>> begin Records provided

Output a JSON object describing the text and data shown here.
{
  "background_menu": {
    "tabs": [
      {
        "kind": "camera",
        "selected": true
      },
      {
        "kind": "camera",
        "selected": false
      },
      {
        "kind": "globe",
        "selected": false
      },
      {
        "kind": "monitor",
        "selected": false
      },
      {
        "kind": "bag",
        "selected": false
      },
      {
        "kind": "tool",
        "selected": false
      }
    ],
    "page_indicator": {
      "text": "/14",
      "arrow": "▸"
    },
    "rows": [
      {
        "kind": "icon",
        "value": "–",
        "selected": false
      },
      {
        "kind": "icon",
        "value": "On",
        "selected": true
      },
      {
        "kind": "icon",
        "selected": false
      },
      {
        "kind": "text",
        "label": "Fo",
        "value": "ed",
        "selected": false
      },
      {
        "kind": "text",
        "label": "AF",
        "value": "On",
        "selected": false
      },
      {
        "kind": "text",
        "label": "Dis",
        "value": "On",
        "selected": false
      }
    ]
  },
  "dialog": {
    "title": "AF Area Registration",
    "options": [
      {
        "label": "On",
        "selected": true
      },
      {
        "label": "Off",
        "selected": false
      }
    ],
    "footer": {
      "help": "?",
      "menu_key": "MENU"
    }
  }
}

>> end Records provided

## What the task asks
Copy every record exactly as presented.

## Final answer
Output a JSON object describing the text and data shown here.
{
  "background_menu": {
    "tabs": [
      {
        "kind": "camera",
        "selected": true
      },
      {
        "kind": "camera",
        "selected": false
      },
      {
        "kind": "globe",
        "selected": false
      },
      {
        "kind": "monitor",
        "selected": false
      },
      {
        "kind": "bag",
        "selected": false
      },
      {
        "kind": "tool",
        "selected": false
      }
    ],
    "page_indicator": {
      "text": "/14",
      "arrow": "▸"
    },
    "rows": [
      {
        "kind": "icon",
        "value": "–",
        "selected": false
      },
      {
        "kind": "icon",
        "value": "On",
        "selected": true
      },
      {
        "kind": "icon",
        "selected": false
      },
      {
        "kind": "text",
        "label": "Fo",
        "value": "ed",
        "selected": false
      },
      {
        "kind": "text",
        "label": "AF",
        "value": "On",
        "selected": false
      },
      {
        "kind": "text",
        "label": "Dis",
        "value": "On",
        "selected": false
      }
    ]
  },
  "dialog": {
    "title": "AF Area Registration",
    "options": [
      {
        "label": "On",
        "selected": true
      },
      {
        "label": "Off",
        "selected": false
      }
    ],
    "footer": {
      "help": "?",
      "menu_key": "MENU"
    }
  }
}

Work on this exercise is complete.